TASK DIRECTIONS
Copy out all lines in the data below containing the string "Dashboard".

SUPPLIED DATA
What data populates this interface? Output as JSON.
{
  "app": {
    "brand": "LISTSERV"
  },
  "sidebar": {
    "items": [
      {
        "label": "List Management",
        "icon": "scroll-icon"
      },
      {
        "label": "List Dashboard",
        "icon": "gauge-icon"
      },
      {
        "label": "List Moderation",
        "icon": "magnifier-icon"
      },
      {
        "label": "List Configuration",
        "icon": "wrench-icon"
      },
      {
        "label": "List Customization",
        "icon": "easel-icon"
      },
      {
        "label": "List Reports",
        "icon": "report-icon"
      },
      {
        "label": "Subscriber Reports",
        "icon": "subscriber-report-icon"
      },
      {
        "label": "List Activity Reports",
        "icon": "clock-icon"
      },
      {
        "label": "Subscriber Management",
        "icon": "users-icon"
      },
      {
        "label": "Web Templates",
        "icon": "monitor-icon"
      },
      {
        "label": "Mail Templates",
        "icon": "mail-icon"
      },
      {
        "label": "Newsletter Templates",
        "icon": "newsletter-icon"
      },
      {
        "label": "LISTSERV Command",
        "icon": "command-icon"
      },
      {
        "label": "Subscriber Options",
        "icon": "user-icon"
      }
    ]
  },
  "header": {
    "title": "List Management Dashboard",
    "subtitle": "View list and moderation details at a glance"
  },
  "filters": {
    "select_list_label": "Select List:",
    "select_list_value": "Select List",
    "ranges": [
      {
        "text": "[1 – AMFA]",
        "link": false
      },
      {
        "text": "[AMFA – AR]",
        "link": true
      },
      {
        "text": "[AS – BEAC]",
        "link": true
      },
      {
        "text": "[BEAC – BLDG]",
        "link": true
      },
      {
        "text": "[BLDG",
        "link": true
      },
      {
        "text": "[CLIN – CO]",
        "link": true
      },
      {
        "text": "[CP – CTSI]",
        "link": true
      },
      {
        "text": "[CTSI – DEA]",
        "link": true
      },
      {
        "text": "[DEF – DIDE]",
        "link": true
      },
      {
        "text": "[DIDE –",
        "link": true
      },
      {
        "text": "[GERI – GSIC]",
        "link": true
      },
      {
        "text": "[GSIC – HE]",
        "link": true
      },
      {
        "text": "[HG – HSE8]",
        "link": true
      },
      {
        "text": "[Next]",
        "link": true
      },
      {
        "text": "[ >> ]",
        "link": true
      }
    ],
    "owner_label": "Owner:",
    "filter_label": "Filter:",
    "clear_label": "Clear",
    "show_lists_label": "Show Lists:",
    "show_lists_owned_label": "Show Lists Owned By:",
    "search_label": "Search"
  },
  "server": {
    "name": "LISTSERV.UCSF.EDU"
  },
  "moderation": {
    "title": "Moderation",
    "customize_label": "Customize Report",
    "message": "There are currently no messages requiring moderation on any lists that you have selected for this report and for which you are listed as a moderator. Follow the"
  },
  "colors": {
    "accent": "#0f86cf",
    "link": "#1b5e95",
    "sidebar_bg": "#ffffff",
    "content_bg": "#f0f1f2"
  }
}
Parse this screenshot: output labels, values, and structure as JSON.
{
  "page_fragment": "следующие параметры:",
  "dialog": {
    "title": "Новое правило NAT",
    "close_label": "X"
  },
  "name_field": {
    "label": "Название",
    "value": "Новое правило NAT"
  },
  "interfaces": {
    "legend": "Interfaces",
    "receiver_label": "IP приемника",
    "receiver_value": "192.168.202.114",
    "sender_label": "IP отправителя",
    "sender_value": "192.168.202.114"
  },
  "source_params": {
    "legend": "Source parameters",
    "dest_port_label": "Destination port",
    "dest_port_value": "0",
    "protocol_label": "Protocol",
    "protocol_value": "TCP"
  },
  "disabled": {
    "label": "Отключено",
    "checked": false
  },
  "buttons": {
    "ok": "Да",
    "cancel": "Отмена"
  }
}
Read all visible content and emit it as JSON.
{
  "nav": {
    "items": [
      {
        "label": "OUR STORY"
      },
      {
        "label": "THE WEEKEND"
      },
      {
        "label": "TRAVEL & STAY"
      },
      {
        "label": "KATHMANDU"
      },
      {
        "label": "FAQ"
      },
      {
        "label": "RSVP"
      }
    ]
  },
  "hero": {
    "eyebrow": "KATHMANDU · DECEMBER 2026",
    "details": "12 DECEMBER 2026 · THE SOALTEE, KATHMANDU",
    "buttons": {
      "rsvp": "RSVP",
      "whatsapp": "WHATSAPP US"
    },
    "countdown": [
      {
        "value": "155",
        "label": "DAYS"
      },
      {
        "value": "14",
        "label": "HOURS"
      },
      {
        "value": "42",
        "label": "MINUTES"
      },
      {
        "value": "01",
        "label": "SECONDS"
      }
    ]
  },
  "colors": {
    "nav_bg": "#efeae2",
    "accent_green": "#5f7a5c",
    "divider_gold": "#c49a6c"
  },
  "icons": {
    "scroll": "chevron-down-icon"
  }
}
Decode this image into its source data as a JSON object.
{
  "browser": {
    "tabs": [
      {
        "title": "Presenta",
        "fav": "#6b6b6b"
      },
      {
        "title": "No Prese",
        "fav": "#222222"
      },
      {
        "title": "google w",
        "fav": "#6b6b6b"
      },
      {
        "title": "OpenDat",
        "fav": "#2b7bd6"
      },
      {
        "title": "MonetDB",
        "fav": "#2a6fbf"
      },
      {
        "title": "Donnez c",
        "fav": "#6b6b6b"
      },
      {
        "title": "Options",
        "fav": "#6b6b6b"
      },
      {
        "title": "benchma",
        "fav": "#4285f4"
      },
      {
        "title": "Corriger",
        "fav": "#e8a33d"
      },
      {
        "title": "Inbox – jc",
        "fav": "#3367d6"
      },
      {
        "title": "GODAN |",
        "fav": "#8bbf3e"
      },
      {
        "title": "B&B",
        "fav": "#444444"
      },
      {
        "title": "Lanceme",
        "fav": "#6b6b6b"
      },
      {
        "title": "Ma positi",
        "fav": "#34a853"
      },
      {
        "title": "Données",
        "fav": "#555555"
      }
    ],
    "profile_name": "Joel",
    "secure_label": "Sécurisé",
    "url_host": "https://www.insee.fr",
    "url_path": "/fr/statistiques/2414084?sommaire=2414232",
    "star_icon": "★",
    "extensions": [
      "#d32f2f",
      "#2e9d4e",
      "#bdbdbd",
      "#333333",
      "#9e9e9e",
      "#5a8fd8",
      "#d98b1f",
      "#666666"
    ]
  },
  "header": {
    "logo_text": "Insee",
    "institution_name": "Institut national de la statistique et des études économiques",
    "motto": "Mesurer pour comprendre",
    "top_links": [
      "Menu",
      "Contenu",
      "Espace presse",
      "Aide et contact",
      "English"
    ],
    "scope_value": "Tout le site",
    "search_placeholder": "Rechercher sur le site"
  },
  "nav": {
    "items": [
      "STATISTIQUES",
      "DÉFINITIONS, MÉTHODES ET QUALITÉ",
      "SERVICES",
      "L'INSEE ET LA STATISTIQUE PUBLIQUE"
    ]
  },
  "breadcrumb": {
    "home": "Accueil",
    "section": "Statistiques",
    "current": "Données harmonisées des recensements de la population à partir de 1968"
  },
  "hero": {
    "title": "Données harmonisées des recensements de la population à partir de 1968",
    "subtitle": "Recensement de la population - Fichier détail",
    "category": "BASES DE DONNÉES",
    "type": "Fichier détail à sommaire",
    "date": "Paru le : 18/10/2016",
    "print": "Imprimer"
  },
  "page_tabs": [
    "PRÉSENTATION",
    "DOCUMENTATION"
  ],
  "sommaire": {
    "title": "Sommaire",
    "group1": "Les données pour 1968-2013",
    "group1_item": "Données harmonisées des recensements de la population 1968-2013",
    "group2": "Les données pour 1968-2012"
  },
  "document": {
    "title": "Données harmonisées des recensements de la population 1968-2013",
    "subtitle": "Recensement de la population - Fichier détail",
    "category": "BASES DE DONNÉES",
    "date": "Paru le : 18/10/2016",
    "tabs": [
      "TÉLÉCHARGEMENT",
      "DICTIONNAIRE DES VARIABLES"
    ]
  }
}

EXPECTED ANSWER
        "label": "List Dashboard",
    "title": "List Management Dashboard",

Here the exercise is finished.